## PROBLEM STATEMENT
Print every line of the listing exactly, please.

## EXCERPTED RECORDS
————
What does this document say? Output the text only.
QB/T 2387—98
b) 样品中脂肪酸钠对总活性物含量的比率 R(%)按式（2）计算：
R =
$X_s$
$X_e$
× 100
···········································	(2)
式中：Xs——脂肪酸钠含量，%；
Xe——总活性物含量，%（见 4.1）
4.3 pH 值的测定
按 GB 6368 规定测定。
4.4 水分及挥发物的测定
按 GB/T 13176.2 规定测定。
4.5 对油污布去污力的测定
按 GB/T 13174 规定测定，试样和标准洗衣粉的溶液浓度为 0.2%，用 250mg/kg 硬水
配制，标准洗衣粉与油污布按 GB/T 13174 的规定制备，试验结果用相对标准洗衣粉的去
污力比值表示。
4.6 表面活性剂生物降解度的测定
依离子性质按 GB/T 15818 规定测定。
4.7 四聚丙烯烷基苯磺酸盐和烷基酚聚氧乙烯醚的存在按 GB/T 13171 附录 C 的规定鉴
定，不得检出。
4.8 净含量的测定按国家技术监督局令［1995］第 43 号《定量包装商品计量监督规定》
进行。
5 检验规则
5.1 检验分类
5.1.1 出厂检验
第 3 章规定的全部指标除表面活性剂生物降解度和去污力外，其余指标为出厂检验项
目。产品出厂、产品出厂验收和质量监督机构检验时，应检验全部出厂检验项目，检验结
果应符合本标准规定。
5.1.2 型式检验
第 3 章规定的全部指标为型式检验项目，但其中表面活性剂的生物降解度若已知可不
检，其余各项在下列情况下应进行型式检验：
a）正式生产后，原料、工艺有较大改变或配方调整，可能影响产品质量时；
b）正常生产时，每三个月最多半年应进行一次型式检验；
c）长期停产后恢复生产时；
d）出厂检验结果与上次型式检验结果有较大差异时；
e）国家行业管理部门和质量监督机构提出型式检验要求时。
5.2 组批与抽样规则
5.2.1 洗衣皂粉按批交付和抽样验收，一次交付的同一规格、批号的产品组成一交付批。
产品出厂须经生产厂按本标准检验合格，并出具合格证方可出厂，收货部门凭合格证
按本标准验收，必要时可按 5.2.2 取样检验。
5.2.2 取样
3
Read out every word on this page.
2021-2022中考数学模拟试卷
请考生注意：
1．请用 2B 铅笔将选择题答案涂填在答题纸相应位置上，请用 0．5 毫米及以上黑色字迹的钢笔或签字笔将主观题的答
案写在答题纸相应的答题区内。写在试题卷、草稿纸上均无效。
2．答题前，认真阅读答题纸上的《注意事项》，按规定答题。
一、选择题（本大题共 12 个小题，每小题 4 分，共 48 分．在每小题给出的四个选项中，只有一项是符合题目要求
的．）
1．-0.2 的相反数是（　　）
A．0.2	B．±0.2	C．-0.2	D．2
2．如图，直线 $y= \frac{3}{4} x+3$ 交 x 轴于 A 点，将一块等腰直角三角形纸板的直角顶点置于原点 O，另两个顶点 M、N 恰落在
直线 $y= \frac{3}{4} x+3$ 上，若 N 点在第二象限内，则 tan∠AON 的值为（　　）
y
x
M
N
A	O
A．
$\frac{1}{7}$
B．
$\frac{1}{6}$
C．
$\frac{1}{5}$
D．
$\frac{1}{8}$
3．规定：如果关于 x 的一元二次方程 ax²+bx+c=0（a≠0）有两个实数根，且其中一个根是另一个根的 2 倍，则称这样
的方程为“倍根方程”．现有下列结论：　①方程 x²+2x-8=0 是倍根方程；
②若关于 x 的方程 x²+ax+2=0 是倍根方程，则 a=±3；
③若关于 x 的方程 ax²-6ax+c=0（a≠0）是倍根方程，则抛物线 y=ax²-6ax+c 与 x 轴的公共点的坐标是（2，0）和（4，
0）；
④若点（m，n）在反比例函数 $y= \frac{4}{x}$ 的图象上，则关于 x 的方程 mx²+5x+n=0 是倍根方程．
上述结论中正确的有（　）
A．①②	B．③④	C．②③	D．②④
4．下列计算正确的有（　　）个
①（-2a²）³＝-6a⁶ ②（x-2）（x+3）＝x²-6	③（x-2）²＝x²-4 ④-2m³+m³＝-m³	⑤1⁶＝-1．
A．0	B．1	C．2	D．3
————
## EXERCISE SOLUTION
What does this document say? Output the text only.
QB/T 2387—98
b) 样品中脂肪酸钠对总活性物含量的比率 R(%)按式（2）计算：
R =
$X_s$
$X_e$
× 100
···········································	(2)
式中：Xs——脂肪酸钠含量，%；
Xe——总活性物含量，%（见 4.1）
4.3 pH 值的测定
按 GB 6368 规定测定。
4.4 水分及挥发物的测定
按 GB/T 13176.2 规定测定。
4.5 对油污布去污力的测定
按 GB/T 13174 规定测定，试样和标准洗衣粉的溶液浓度为 0.2%，用 250mg/kg 硬水
配制，标准洗衣粉与油污布按 GB/T 13174 的规定制备，试验结果用相对标准洗衣粉的去
污力比值表示。
4.6 表面活性剂生物降解度的测定
依离子性质按 GB/T 15818 规定测定。
4.7 四聚丙烯烷基苯磺酸盐和烷基酚聚氧乙烯醚的存在按 GB/T 13171 附录 C 的规定鉴
定，不得检出。
4.8 净含量的测定按国家技术监督局令［1995］第 43 号《定量包装商品计量监督规定》
进行。
5 检验规则
5.1 检验分类
5.1.1 出厂检验
第 3 章规定的全部指标除表面活性剂生物降解度和去污力外，其余指标为出厂检验项
目。产品出厂、产品出厂验收和质量监督机构检验时，应检验全部出厂检验项目，检验结
果应符合本标准规定。
5.1.2 型式检验
第 3 章规定的全部指标为型式检验项目，但其中表面活性剂的生物降解度若已知可不
检，其余各项在下列情况下应进行型式检验：
a）正式生产后，原料、工艺有较大改变或配方调整，可能影响产品质量时；
b）正常生产时，每三个月最多半年应进行一次型式检验；
c）长期停产后恢复生产时；
d）出厂检验结果与上次型式检验结果有较大差异时；
e）国家行业管理部门和质量监督机构提出型式检验要求时。
5.2 组批与抽样规则
5.2.1 洗衣皂粉按批交付和抽样验收，一次交付的同一规格、批号的产品组成一交付批。
产品出厂须经生产厂按本标准检验合格，并出具合格证方可出厂，收货部门凭合格证
按本标准验收，必要时可按 5.2.2 取样检验。
5.2.2 取样
3
Read out every word on this page.
2021-2022中考数学模拟试卷
请考生注意：
1．请用 2B 铅笔将选择题答案涂填在答题纸相应位置上，请用 0．5 毫米及以上黑色字迹的钢笔或签字笔将主观题的答
案写在答题纸相应的答题区内。写在试题卷、草稿纸上均无效。
2．答题前，认真阅读答题纸上的《注意事项》，按规定答题。
一、选择题（本大题共 12 个小题，每小题 4 分，共 48 分．在每小题给出的四个选项中，只有一项是符合题目要求
的．）
1．-0.2 的相反数是（　　）
A．0.2	B．±0.2	C．-0.2	D．2
2．如图，直线 $y= \frac{3}{4} x+3$ 交 x 轴于 A 点，将一块等腰直角三角形纸板的直角顶点置于原点 O，另两个顶点 M、N 恰落在
直线 $y= \frac{3}{4} x+3$ 上，若 N 点在第二象限内，则 tan∠AON 的值为（　　）
y
x
M
N
A	O
A．
$\frac{1}{7}$
B．
$\frac{1}{6}$
C．
$\frac{1}{5}$
D．
$\frac{1}{8}$
3．规定：如果关于 x 的一元二次方程 ax²+bx+c=0（a≠0）有两个实数根，且其中一个根是另一个根的 2 倍，则称这样
的方程为“倍根方程”．现有下列结论：　①方程 x²+2x-8=0 是倍根方程；
②若关于 x 的方程 x²+ax+2=0 是倍根方程，则 a=±3；
③若关于 x 的方程 ax²-6ax+c=0（a≠0）是倍根方程，则抛物线 y=ax²-6ax+c 与 x 轴的公共点的坐标是（2，0）和（4，
0）；
④若点（m，n）在反比例函数 $y= \frac{4}{x}$ 的图象上，则关于 x 的方程 mx²+5x+n=0 是倍根方程．
上述结论中正确的有（　）
A．①②	B．③④	C．②③	D．②④
4．下列计算正确的有（　　）个
①（-2a²）³＝-6a⁶ ②（x-2）（x+3）＝x²-6	③（x-2）²＝x²-4 ④-2m³+m³＝-m³	⑤1⁶＝-1．
A．0	B．1	C．2	D．3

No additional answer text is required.